Begin Provided records

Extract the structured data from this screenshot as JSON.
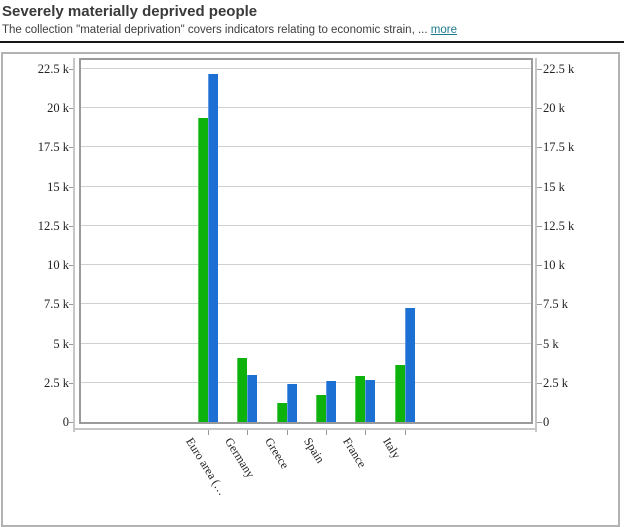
{
  "header": {
    "title": "Severely materially deprived people",
    "subtitle": "The collection \"material deprivation\" covers indicators relating to economic strain, ...",
    "more_label": "more"
  },
  "colors": {
    "link_teal": "#1e798c",
    "series_green": "#0db20d",
    "series_blue": "#1c70d4",
    "gridline": "#d0d0d0",
    "plot_border": "#9a9a9a",
    "axis_line": "#c6c6c6",
    "panel_border": "#b3b3b3",
    "divider": "#161616",
    "tick_text": "#222222"
  },
  "chart_data": {
    "type": "bar",
    "title": "Severely materially deprived people",
    "unit": "thousand persons (axis values shown with k suffix)",
    "categories": [
      "Euro area (…",
      "Germany",
      "Greece",
      "Spain",
      "France",
      "Italy"
    ],
    "series": [
      {
        "name": "series-1",
        "color": "#0db20d",
        "values": [
          19.35,
          4.1,
          1.2,
          1.75,
          2.9,
          3.65
        ]
      },
      {
        "name": "series-2",
        "color": "#1c70d4",
        "values": [
          22.15,
          3.0,
          2.4,
          2.6,
          2.7,
          7.25
        ]
      }
    ],
    "y_ticks": [
      0,
      2.5,
      5,
      7.5,
      10,
      12.5,
      15,
      17.5,
      20,
      22.5
    ],
    "y_tick_labels": [
      "0",
      "2.5 k",
      "5 k",
      "7.5 k",
      "10 k",
      "12.5 k",
      "15 k",
      "17.5 k",
      "20 k",
      "22.5 k"
    ],
    "ylim": [
      0,
      23.2
    ],
    "grid": "horizontal",
    "legend": "none",
    "y_axis_sides": [
      "left",
      "right"
    ],
    "xlabel": "",
    "ylabel": ""
  }
}
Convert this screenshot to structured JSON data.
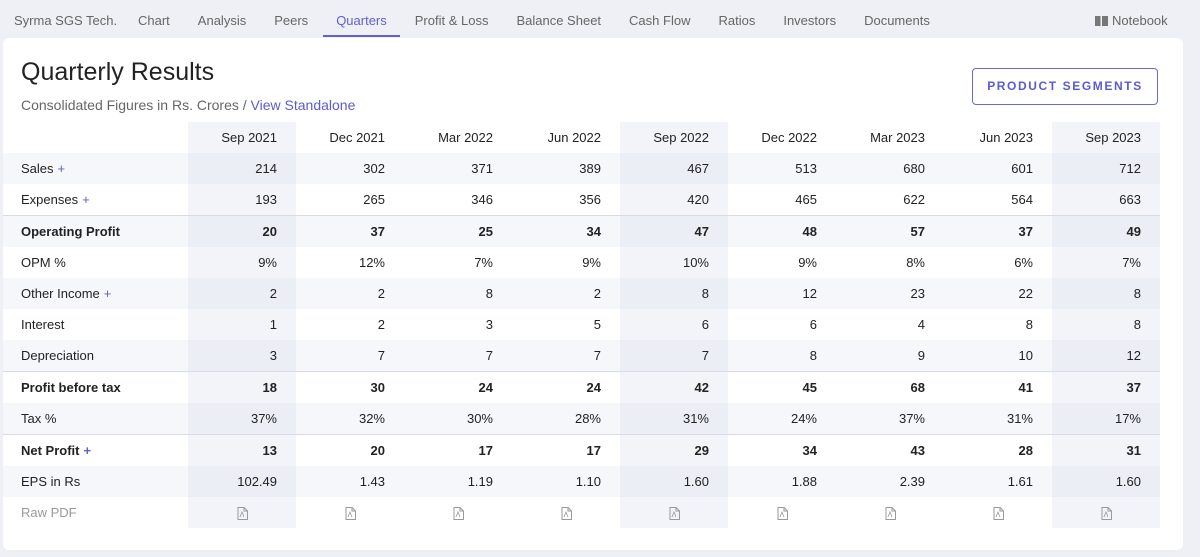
{
  "nav": {
    "brand": "Syrma SGS Tech.",
    "tabs": [
      "Chart",
      "Analysis",
      "Peers",
      "Quarters",
      "Profit & Loss",
      "Balance Sheet",
      "Cash Flow",
      "Ratios",
      "Investors",
      "Documents"
    ],
    "notebook": "Notebook"
  },
  "header": {
    "title": "Quarterly Results",
    "subtitle": "Consolidated Figures in Rs. Crores / ",
    "link": "View Standalone",
    "button": "PRODUCT SEGMENTS"
  },
  "table": {
    "toggle": "+",
    "columns": [
      "Sep 2021",
      "Dec 2021",
      "Mar 2022",
      "Jun 2022",
      "Sep 2022",
      "Dec 2022",
      "Mar 2023",
      "Jun 2023",
      "Sep 2023"
    ],
    "rows": [
      {
        "label": "Sales",
        "expandable": true,
        "bold": false,
        "cells": [
          "214",
          "302",
          "371",
          "389",
          "467",
          "513",
          "680",
          "601",
          "712"
        ]
      },
      {
        "label": "Expenses",
        "expandable": true,
        "bold": false,
        "cells": [
          "193",
          "265",
          "346",
          "356",
          "420",
          "465",
          "622",
          "564",
          "663"
        ]
      },
      {
        "label": "Operating Profit",
        "expandable": false,
        "bold": true,
        "cells": [
          "20",
          "37",
          "25",
          "34",
          "47",
          "48",
          "57",
          "37",
          "49"
        ]
      },
      {
        "label": "OPM %",
        "expandable": false,
        "bold": false,
        "cells": [
          "9%",
          "12%",
          "7%",
          "9%",
          "10%",
          "9%",
          "8%",
          "6%",
          "7%"
        ]
      },
      {
        "label": "Other Income",
        "expandable": true,
        "bold": false,
        "cells": [
          "2",
          "2",
          "8",
          "2",
          "8",
          "12",
          "23",
          "22",
          "8"
        ]
      },
      {
        "label": "Interest",
        "expandable": false,
        "bold": false,
        "cells": [
          "1",
          "2",
          "3",
          "5",
          "6",
          "6",
          "4",
          "8",
          "8"
        ]
      },
      {
        "label": "Depreciation",
        "expandable": false,
        "bold": false,
        "cells": [
          "3",
          "7",
          "7",
          "7",
          "7",
          "8",
          "9",
          "10",
          "12"
        ]
      },
      {
        "label": "Profit before tax",
        "expandable": false,
        "bold": true,
        "cells": [
          "18",
          "30",
          "24",
          "24",
          "42",
          "45",
          "68",
          "41",
          "37"
        ]
      },
      {
        "label": "Tax %",
        "expandable": false,
        "bold": false,
        "cells": [
          "37%",
          "32%",
          "30%",
          "28%",
          "31%",
          "24%",
          "37%",
          "31%",
          "17%"
        ]
      },
      {
        "label": "Net Profit",
        "expandable": true,
        "bold": true,
        "cells": [
          "13",
          "20",
          "17",
          "17",
          "29",
          "34",
          "43",
          "28",
          "31"
        ]
      },
      {
        "label": "EPS in Rs",
        "expandable": false,
        "bold": false,
        "cells": [
          "102.49",
          "1.43",
          "1.19",
          "1.10",
          "1.60",
          "1.88",
          "2.39",
          "1.61",
          "1.60"
        ]
      }
    ],
    "raw_pdf": "Raw PDF"
  }
}
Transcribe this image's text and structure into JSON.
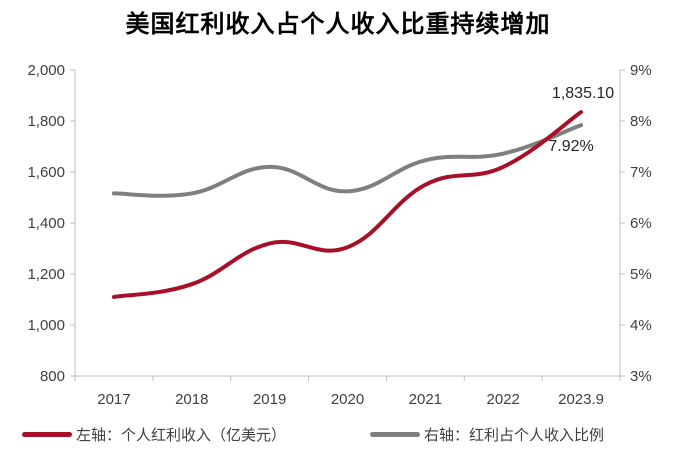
{
  "chart_data": {
    "type": "line",
    "title": "美国红利收入占个人收入比重持续增加",
    "categories": [
      "2017",
      "2018",
      "2019",
      "2020",
      "2021",
      "2022",
      "2023.9"
    ],
    "left_axis": {
      "ylim": [
        800,
        2000
      ],
      "ticks": [
        "800",
        "1,000",
        "1,200",
        "1,400",
        "1,600",
        "1,800",
        "2,000"
      ]
    },
    "right_axis": {
      "ylim": [
        3,
        9
      ],
      "ticks": [
        "3%",
        "4%",
        "5%",
        "6%",
        "7%",
        "8%",
        "9%"
      ]
    },
    "series": [
      {
        "name": "左轴：个人红利收入（亿美元）",
        "axis": "left",
        "color": "#a8102a",
        "values": [
          1110,
          1160,
          1320,
          1305,
          1550,
          1620,
          1835.1
        ]
      },
      {
        "name": "右轴：红利占个人收入比例",
        "axis": "right",
        "color": "#7f7f7f",
        "values": [
          6.58,
          6.58,
          7.1,
          6.62,
          7.23,
          7.36,
          7.92
        ]
      }
    ],
    "annotations": [
      {
        "series": 0,
        "text": "1,835.10"
      },
      {
        "series": 1,
        "text": "7.92%"
      }
    ],
    "grid": false,
    "legend": "bottom"
  }
}
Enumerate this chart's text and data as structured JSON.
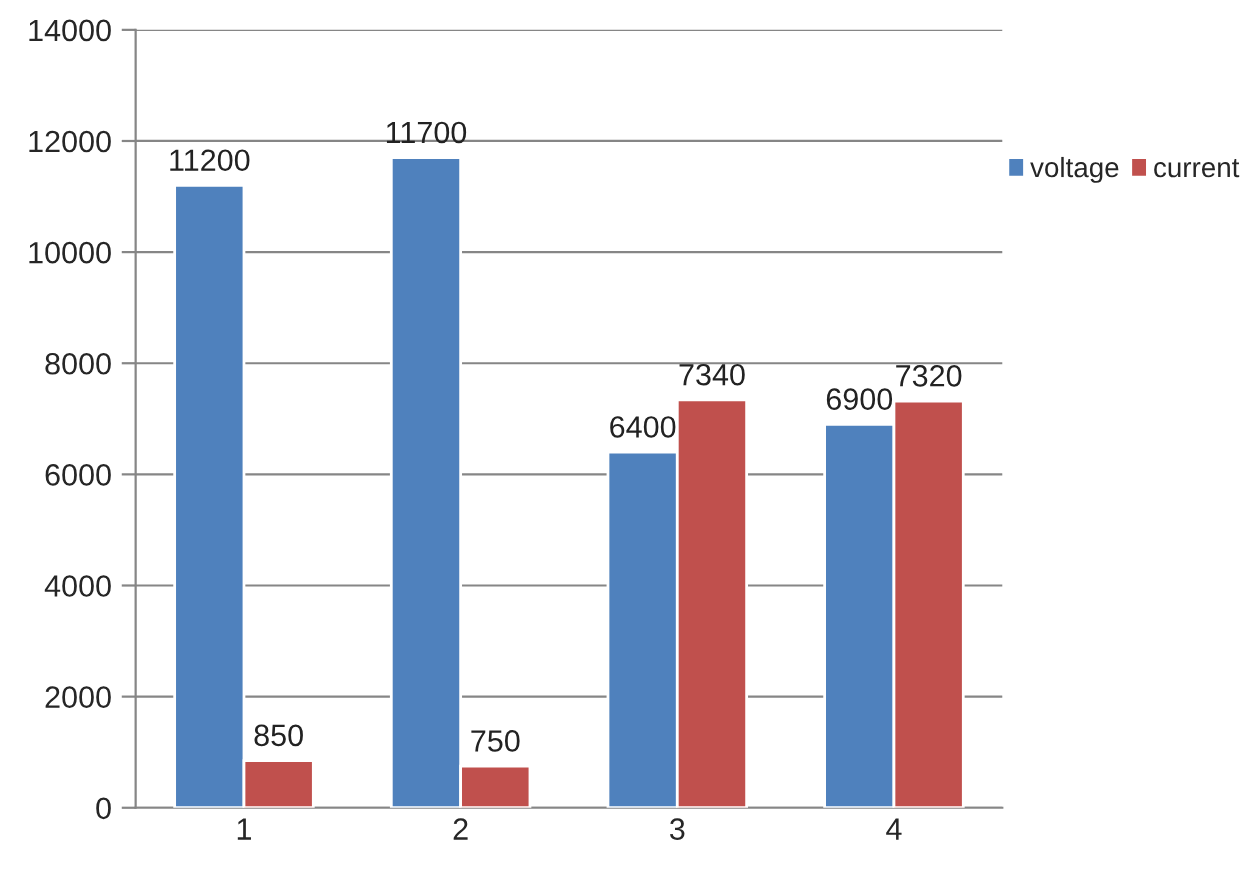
{
  "chart_data": {
    "type": "bar",
    "categories": [
      "1",
      "2",
      "3",
      "4"
    ],
    "series": [
      {
        "name": "voltage",
        "color": "#4f81bd",
        "values": [
          11200,
          11700,
          6400,
          6900
        ]
      },
      {
        "name": "current",
        "color": "#c0504d",
        "values": [
          850,
          750,
          7340,
          7320
        ]
      }
    ],
    "ylim": [
      0,
      14000
    ],
    "yticks": [
      0,
      2000,
      4000,
      6000,
      8000,
      10000,
      12000,
      14000
    ],
    "grid": "y",
    "legend": "right",
    "data_labels": true
  }
}
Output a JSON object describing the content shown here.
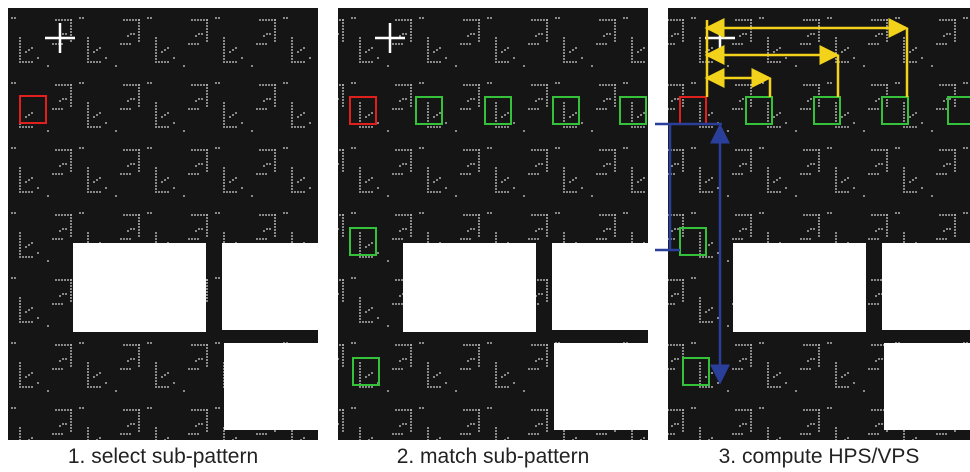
{
  "panels": [
    {
      "caption": "1. select sub-pattern"
    },
    {
      "caption": "2. match sub-pattern"
    },
    {
      "caption": "3. compute HPS/VPS"
    }
  ]
}
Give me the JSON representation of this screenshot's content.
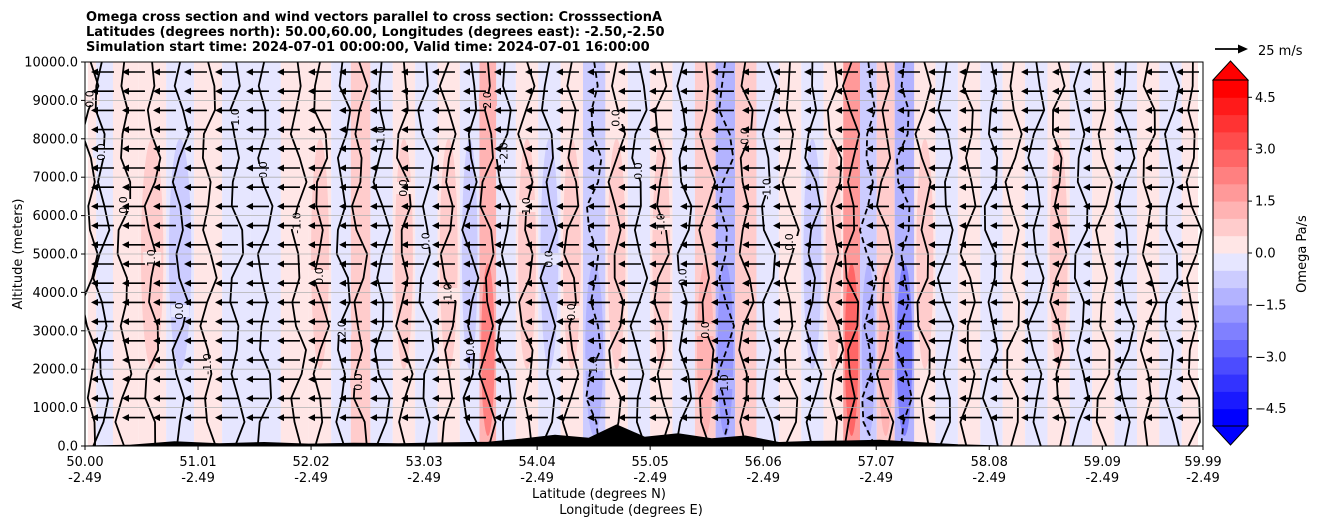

End Provided records

From the records above, pull out each line that has "shown".

# Completed exercise
    "unit": "thousand persons (axis values shown with k suffix)",
Output a JSON object describing the content shown here.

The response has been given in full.